* [The records]:
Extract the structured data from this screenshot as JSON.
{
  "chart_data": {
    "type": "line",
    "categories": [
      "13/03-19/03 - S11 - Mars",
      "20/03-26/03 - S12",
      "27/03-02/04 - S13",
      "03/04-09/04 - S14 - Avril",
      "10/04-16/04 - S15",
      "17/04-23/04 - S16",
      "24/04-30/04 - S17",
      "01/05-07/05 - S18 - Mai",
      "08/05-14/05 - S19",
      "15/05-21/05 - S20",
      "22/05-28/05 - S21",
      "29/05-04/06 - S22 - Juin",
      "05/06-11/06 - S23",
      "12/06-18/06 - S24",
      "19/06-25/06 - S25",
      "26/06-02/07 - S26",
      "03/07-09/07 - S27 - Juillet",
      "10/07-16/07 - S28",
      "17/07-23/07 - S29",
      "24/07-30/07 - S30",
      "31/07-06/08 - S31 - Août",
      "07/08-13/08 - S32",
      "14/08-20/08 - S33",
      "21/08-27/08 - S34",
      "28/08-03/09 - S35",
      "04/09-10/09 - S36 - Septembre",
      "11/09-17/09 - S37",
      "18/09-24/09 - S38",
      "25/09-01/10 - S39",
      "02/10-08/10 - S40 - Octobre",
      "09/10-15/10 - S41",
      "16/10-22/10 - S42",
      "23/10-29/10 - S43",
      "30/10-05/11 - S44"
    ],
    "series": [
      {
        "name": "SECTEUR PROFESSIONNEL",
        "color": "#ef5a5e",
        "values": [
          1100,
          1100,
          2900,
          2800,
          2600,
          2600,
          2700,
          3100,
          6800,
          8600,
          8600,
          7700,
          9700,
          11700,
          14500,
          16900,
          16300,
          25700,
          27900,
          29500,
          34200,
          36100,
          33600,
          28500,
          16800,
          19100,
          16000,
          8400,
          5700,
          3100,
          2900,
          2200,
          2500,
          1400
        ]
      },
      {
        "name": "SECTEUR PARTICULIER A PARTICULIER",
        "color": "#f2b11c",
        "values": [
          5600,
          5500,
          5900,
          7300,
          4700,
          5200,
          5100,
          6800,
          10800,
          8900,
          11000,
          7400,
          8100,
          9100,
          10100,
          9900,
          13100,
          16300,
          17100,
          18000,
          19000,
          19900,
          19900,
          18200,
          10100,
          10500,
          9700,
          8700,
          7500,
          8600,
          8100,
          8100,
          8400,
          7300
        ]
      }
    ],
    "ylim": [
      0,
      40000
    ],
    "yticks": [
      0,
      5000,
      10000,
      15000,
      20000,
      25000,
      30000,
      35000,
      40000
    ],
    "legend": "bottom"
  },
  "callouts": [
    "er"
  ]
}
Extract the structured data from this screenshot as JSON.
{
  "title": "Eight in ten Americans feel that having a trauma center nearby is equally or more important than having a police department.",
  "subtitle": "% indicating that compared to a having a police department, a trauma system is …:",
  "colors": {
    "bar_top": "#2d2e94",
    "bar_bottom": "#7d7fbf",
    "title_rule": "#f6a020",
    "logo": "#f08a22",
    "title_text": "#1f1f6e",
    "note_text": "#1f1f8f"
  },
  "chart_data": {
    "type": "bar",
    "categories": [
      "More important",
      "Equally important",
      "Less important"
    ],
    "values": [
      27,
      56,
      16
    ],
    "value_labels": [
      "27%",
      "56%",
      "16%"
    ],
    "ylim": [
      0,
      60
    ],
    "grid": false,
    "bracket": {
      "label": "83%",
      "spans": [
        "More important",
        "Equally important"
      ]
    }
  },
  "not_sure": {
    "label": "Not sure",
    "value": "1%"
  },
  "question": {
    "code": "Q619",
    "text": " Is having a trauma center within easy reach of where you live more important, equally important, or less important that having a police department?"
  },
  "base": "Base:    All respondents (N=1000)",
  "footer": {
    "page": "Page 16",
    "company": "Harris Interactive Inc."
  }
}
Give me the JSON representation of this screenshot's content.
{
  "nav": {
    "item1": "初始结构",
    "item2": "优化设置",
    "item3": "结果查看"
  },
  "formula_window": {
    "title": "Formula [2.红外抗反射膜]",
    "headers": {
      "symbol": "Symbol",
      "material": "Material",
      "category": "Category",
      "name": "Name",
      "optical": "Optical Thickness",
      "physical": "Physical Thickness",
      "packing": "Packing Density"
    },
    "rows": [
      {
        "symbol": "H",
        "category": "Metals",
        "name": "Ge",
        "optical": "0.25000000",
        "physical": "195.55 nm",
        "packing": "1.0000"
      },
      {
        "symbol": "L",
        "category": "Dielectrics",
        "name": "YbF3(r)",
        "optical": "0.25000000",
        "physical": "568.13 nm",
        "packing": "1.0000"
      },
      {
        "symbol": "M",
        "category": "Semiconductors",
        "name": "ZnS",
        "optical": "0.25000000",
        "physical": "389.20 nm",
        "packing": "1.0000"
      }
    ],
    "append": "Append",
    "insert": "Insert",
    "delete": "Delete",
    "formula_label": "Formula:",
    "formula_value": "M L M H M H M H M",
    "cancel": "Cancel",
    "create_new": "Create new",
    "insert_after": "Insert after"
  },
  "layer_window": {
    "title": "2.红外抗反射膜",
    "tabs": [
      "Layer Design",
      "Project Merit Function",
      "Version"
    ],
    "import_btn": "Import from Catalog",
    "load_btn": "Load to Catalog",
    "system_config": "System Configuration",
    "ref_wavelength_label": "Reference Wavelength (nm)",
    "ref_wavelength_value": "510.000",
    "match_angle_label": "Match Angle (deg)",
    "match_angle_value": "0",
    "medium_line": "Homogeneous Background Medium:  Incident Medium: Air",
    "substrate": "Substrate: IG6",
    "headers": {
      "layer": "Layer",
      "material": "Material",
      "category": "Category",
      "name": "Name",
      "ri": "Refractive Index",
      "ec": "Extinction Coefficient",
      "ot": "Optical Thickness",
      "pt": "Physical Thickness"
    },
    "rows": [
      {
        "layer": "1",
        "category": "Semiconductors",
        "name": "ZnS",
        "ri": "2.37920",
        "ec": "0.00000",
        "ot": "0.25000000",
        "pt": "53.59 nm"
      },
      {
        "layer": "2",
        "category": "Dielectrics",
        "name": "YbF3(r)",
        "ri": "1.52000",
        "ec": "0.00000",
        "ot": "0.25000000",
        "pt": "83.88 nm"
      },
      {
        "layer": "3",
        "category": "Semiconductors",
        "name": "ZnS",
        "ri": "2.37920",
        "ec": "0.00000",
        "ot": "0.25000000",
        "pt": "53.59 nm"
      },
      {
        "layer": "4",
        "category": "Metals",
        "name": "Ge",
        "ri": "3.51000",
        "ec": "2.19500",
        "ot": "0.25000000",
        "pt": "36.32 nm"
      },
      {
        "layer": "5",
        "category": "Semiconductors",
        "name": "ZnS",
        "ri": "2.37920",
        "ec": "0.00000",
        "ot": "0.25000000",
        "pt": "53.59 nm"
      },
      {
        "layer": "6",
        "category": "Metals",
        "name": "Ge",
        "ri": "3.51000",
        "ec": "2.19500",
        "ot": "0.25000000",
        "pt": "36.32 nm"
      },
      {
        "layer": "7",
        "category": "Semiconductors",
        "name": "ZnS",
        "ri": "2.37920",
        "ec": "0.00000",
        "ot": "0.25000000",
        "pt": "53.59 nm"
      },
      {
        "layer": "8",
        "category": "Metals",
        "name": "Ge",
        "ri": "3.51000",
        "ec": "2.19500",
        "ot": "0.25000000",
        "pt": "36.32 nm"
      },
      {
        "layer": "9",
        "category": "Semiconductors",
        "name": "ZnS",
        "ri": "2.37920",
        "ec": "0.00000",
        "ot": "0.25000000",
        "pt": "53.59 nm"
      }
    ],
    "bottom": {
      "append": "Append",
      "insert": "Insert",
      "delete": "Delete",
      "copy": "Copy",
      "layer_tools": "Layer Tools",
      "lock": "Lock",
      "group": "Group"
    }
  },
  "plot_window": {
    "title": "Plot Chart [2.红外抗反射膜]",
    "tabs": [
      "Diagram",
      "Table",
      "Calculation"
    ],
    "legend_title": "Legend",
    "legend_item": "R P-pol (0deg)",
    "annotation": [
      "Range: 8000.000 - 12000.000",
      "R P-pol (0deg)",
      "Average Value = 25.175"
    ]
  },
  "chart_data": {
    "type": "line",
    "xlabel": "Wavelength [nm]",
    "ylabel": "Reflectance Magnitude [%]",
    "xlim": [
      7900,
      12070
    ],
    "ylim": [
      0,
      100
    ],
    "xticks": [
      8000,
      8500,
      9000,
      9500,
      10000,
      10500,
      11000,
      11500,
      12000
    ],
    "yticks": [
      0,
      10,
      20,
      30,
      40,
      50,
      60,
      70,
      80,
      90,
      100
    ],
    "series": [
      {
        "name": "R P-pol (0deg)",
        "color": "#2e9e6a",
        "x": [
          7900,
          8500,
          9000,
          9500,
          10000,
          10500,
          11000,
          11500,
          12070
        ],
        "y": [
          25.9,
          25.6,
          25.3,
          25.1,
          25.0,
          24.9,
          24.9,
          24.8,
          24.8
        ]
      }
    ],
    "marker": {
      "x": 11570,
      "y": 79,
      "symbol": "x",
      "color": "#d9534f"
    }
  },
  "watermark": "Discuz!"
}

* [To do]: Where a line contains the string "police", extract that line.

* [Expected output]:
  "title": "Eight in ten Americans feel that having a trauma center nearby is equally or more important than having a police department.",
  "subtitle": "% indicating that compared to a having a police department, a trauma system is …:",
    "text": " Is having a trauma center within easy reach of where you live more important, equally important, or less important that having a police department?"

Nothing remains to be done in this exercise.